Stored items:
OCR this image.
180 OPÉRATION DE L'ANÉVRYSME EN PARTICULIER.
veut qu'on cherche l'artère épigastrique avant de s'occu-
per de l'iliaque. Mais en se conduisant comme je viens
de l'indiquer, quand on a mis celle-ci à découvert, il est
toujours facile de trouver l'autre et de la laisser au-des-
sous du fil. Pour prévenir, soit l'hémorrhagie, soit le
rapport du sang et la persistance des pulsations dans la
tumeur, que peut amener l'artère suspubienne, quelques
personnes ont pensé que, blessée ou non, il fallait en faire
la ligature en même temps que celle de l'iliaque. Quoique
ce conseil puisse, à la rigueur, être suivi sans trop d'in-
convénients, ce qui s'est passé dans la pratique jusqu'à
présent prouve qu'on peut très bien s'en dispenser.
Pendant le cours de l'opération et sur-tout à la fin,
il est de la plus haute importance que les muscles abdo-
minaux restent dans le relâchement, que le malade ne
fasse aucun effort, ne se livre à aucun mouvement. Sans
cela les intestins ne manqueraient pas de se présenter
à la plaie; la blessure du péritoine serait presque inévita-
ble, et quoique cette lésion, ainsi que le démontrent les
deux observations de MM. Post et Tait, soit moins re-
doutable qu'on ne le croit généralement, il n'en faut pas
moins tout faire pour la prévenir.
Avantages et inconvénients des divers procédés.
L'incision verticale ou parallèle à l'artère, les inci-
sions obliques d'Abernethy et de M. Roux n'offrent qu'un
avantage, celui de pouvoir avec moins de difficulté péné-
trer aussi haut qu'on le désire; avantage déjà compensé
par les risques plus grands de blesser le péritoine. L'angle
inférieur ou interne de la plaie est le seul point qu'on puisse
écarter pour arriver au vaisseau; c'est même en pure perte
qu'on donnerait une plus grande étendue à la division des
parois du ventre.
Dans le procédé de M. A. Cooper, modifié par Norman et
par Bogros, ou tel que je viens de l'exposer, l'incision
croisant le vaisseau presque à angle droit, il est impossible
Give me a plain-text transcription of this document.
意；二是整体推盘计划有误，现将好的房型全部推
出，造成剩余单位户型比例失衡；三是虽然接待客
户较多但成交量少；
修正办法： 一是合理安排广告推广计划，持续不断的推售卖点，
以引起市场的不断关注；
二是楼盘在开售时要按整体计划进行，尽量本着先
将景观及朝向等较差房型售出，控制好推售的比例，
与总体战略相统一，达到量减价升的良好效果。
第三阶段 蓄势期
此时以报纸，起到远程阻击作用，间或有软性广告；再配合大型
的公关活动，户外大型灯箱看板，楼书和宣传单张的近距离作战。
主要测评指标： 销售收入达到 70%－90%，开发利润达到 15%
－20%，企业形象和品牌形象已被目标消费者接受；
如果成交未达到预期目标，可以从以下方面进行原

Exercise requirements:
Write out the data exactly as it stands.

Task output:
OCR this image.
180 OPÉRATION DE L'ANÉVRYSME EN PARTICULIER.
veut qu'on cherche l'artère épigastrique avant de s'occu-
per de l'iliaque. Mais en se conduisant comme je viens
de l'indiquer, quand on a mis celle-ci à découvert, il est
toujours facile de trouver l'autre et de la laisser au-des-
sous du fil. Pour prévenir, soit l'hémorrhagie, soit le
rapport du sang et la persistance des pulsations dans la
tumeur, que peut amener l'artère suspubienne, quelques
personnes ont pensé que, blessée ou non, il fallait en faire
la ligature en même temps que celle de l'iliaque. Quoique
ce conseil puisse, à la rigueur, être suivi sans trop d'in-
convénients, ce qui s'est passé dans la pratique jusqu'à
présent prouve qu'on peut très bien s'en dispenser.
Pendant le cours de l'opération et sur-tout à la fin,
il est de la plus haute importance que les muscles abdo-
minaux restent dans le relâchement, que le malade ne
fasse aucun effort, ne se livre à aucun mouvement. Sans
cela les intestins ne manqueraient pas de se présenter
à la plaie; la blessure du péritoine serait presque inévita-
ble, et quoique cette lésion, ainsi que le démontrent les
deux observations de MM. Post et Tait, soit moins re-
doutable qu'on ne le croit généralement, il n'en faut pas
moins tout faire pour la prévenir.
Avantages et inconvénients des divers procédés.
L'incision verticale ou parallèle à l'artère, les inci-
sions obliques d'Abernethy et de M. Roux n'offrent qu'un
avantage, celui de pouvoir avec moins de difficulté péné-
trer aussi haut qu'on le désire; avantage déjà compensé
par les risques plus grands de blesser le péritoine. L'angle
inférieur ou interne de la plaie est le seul point qu'on puisse
écarter pour arriver au vaisseau; c'est même en pure perte
qu'on donnerait une plus grande étendue à la division des
parois du ventre.
Dans le procédé de M. A. Cooper, modifié par Norman et
par Bogros, ou tel que je viens de l'exposer, l'incision
croisant le vaisseau presque à angle droit, il est impossible
Give me a plain-text transcription of this document.
意；二是整体推盘计划有误，现将好的房型全部推
出，造成剩余单位户型比例失衡；三是虽然接待客
户较多但成交量少；
修正办法： 一是合理安排广告推广计划，持续不断的推售卖点，
以引起市场的不断关注；
二是楼盘在开售时要按整体计划进行，尽量本着先
将景观及朝向等较差房型售出，控制好推售的比例，
与总体战略相统一，达到量减价升的良好效果。
第三阶段 蓄势期
此时以报纸，起到远程阻击作用，间或有软性广告；再配合大型
的公关活动，户外大型灯箱看板，楼书和宣传单张的近距离作战。
主要测评指标： 销售收入达到 70%－90%，开发利润达到 15%
－20%，企业形象和品牌形象已被目标消费者接受；
如果成交未达到预期目标，可以从以下方面进行原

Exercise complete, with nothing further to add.